(Dataset items)
= = =

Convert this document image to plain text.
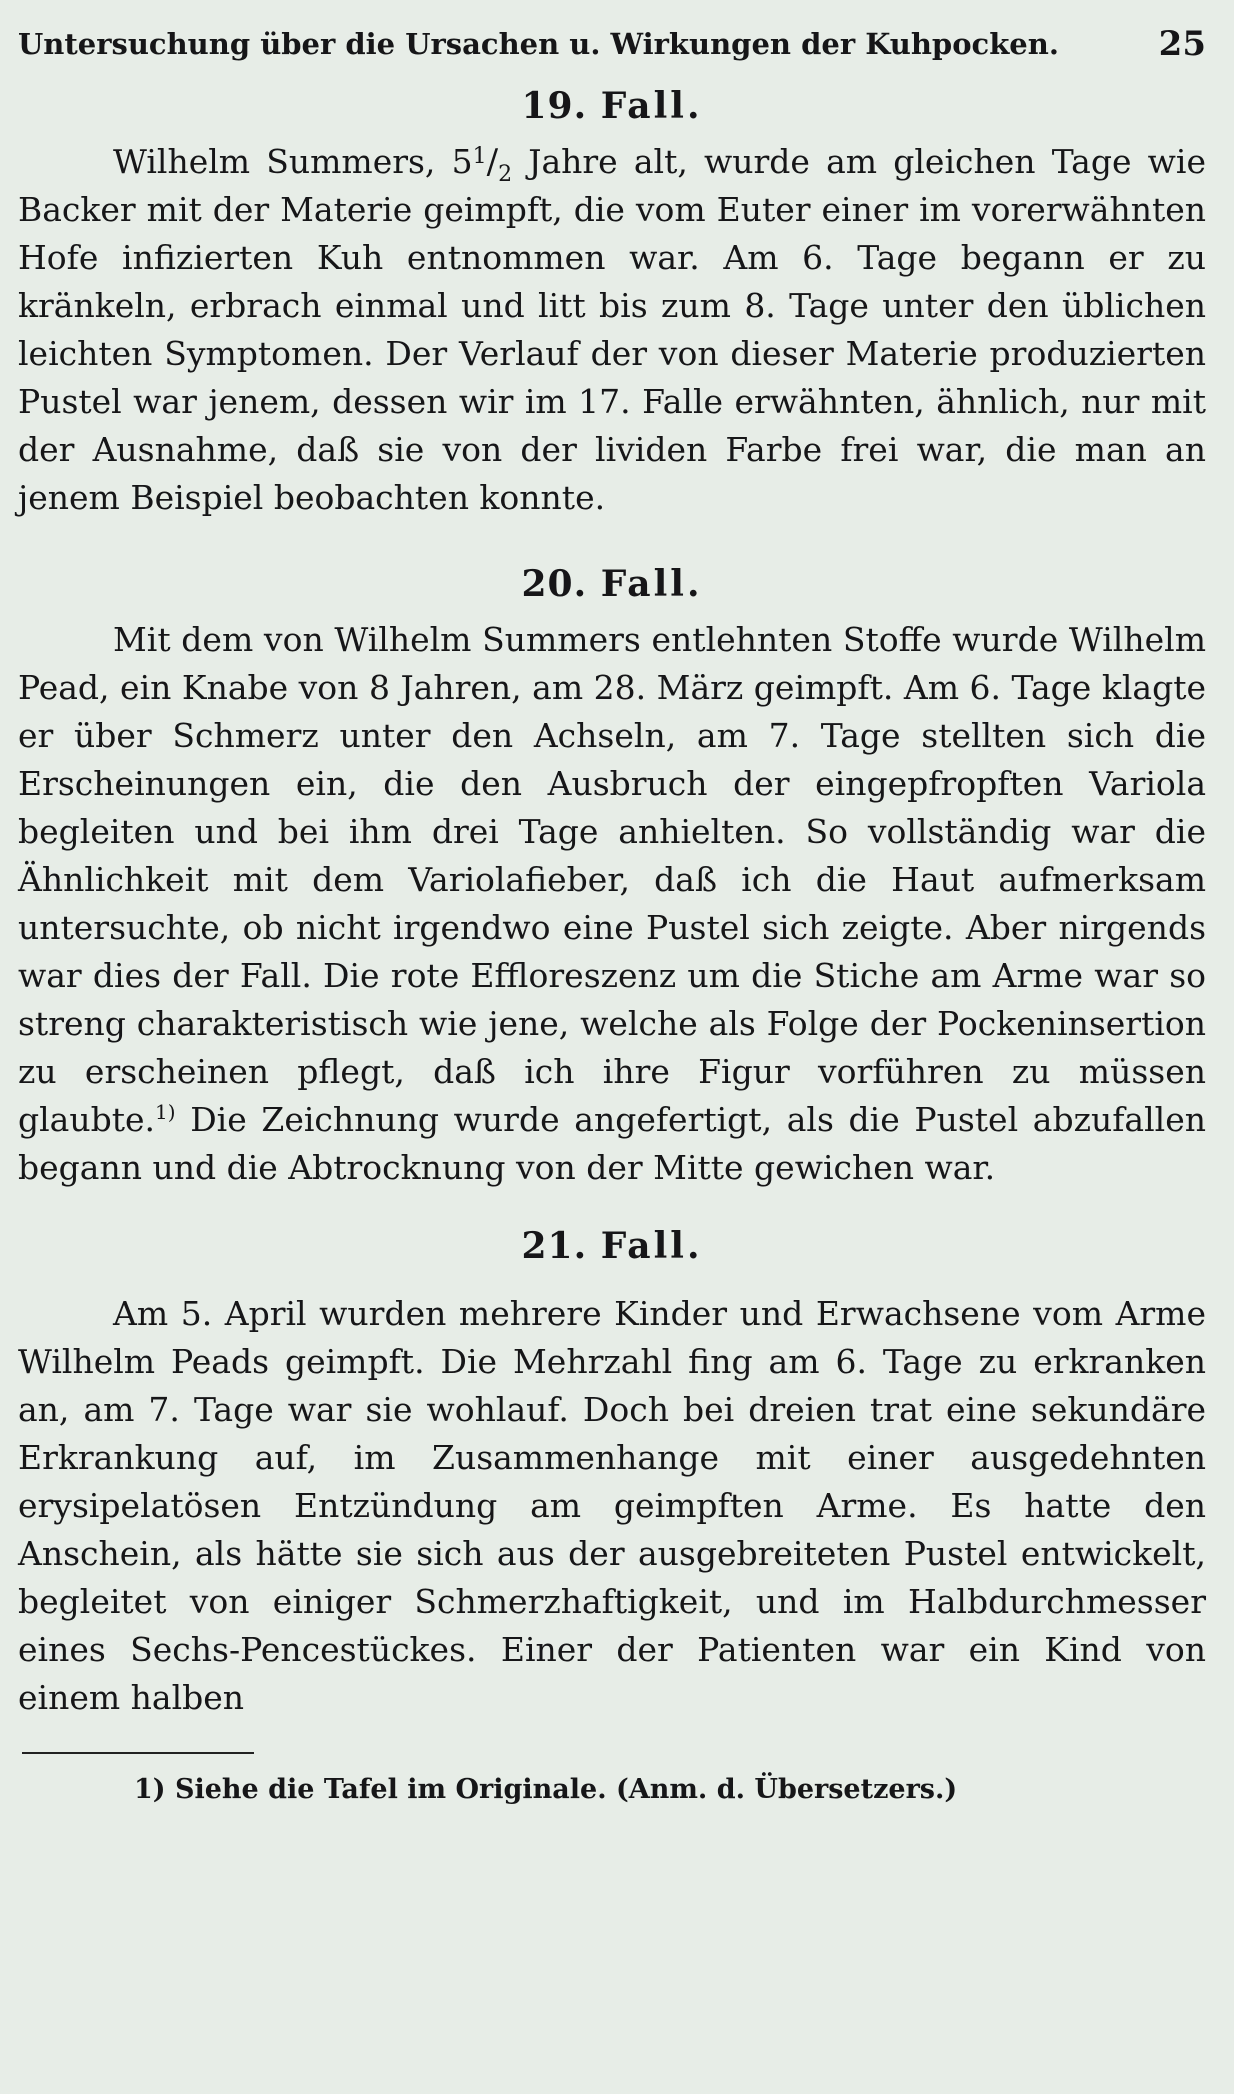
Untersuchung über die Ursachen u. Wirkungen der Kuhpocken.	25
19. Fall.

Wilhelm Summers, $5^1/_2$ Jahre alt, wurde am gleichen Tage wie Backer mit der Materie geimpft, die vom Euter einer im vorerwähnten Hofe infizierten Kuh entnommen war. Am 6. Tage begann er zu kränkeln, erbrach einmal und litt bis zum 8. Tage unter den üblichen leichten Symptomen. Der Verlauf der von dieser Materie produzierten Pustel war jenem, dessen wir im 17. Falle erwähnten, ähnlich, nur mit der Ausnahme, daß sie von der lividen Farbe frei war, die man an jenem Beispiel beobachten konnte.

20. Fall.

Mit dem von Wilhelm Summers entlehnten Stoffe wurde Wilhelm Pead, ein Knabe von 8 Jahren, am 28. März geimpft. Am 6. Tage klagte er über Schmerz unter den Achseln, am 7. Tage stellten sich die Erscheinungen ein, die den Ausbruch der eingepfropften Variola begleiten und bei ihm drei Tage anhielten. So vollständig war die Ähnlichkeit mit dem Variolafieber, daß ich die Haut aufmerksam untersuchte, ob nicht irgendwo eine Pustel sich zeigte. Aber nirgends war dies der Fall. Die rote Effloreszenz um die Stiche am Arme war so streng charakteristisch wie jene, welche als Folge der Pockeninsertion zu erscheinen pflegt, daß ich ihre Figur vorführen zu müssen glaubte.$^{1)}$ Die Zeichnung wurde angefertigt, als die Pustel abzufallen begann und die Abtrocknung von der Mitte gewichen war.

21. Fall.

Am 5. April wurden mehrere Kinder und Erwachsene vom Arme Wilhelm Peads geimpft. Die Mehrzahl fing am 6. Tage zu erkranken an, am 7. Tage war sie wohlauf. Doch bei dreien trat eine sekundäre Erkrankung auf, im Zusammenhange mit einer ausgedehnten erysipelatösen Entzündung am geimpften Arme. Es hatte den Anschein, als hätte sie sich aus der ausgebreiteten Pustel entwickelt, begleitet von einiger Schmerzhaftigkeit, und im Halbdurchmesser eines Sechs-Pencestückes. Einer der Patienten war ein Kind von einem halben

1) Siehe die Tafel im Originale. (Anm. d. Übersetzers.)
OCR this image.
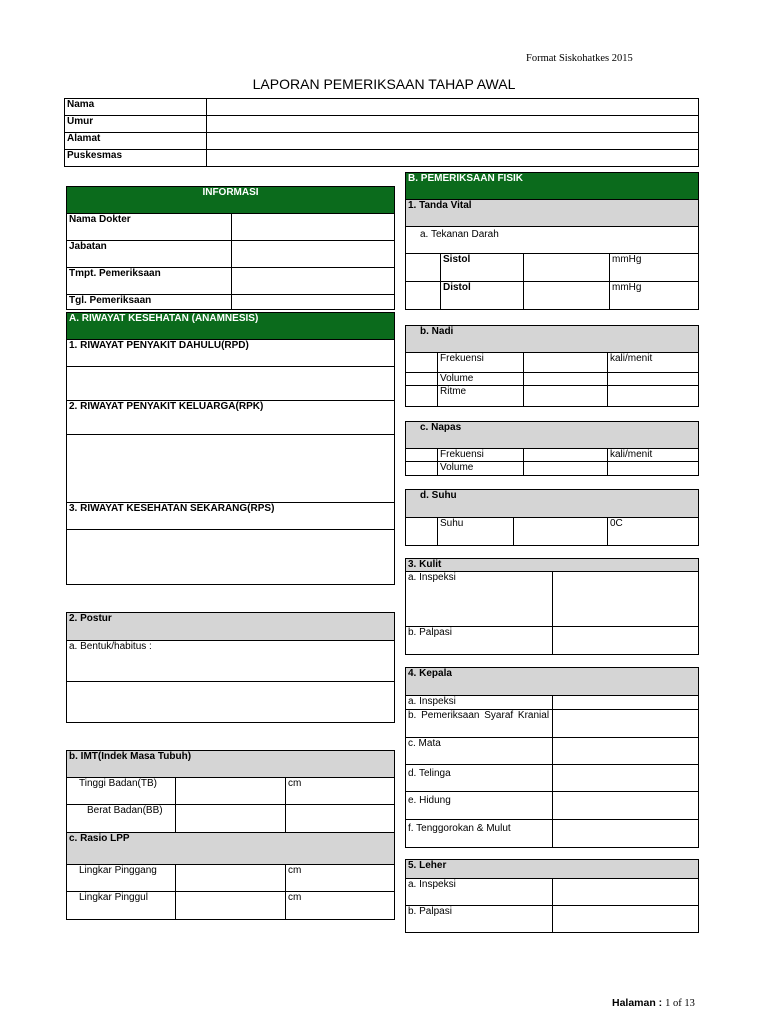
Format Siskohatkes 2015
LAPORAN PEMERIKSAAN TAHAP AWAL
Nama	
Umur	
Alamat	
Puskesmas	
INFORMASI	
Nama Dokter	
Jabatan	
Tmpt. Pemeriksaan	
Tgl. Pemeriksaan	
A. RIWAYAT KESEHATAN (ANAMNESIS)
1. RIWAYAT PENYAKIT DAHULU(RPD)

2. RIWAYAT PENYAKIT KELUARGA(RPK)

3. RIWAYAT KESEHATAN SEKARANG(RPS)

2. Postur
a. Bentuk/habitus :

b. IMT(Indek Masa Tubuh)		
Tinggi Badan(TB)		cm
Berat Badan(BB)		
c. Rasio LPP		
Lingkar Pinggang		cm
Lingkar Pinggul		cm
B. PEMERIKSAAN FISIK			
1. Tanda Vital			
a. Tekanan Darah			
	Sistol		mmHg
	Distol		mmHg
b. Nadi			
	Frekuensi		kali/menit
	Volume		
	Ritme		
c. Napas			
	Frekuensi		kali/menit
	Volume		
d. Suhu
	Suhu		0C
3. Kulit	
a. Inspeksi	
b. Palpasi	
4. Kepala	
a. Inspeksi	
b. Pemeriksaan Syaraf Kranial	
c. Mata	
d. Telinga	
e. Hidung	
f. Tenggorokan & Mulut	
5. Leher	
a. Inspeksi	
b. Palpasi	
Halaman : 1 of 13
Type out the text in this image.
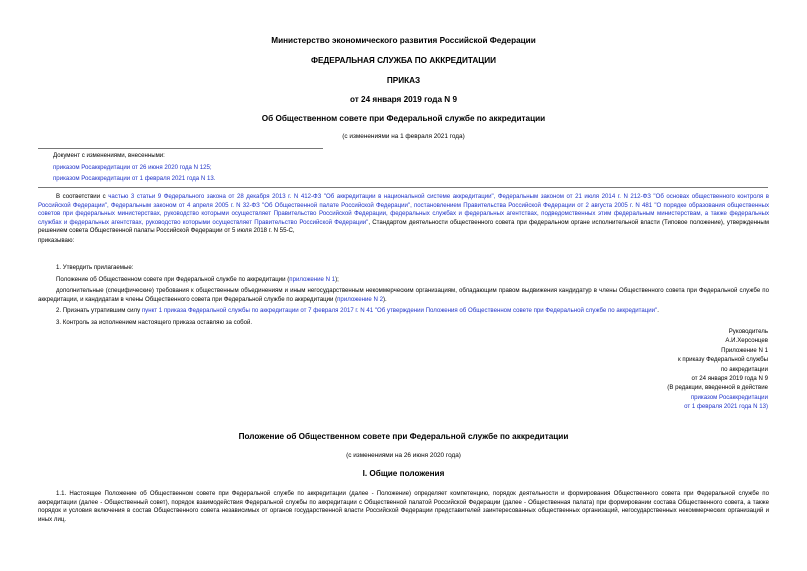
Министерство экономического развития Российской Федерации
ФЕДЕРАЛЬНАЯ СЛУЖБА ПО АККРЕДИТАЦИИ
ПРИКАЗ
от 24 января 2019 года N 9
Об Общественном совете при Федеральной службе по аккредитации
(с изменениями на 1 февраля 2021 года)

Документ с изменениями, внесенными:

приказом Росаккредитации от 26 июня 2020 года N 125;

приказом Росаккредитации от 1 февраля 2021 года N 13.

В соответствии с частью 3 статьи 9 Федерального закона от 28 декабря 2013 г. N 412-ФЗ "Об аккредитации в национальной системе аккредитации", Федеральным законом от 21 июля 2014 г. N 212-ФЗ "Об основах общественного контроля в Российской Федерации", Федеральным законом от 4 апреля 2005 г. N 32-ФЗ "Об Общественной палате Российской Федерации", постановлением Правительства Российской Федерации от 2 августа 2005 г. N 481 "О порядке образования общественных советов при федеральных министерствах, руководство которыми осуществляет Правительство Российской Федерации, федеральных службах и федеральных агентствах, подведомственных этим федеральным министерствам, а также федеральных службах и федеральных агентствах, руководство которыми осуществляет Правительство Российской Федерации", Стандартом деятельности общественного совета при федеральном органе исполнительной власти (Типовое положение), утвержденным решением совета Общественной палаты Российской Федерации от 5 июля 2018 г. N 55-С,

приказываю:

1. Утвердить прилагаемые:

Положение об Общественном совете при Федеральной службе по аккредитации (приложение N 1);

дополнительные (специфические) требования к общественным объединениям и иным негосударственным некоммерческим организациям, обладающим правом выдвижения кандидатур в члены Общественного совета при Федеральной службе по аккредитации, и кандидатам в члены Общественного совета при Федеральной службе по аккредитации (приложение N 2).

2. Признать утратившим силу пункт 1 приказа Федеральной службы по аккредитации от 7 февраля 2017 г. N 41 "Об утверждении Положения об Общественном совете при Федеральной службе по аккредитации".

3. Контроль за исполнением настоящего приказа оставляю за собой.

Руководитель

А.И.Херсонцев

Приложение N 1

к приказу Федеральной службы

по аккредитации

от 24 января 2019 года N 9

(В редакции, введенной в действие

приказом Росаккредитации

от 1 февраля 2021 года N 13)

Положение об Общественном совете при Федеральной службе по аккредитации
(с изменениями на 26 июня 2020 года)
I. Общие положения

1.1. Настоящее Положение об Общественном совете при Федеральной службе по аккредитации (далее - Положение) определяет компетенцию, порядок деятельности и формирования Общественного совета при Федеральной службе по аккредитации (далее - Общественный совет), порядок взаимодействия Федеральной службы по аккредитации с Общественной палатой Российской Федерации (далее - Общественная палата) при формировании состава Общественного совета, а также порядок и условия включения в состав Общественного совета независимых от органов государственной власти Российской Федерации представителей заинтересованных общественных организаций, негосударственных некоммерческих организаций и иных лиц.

= = =

Copy out each line of the records that holds the string "PENYAKIT".

1. RIWAYAT PENYAKIT DAHULU(RPD)
2. RIWAYAT PENYAKIT KELUARGA(RPK)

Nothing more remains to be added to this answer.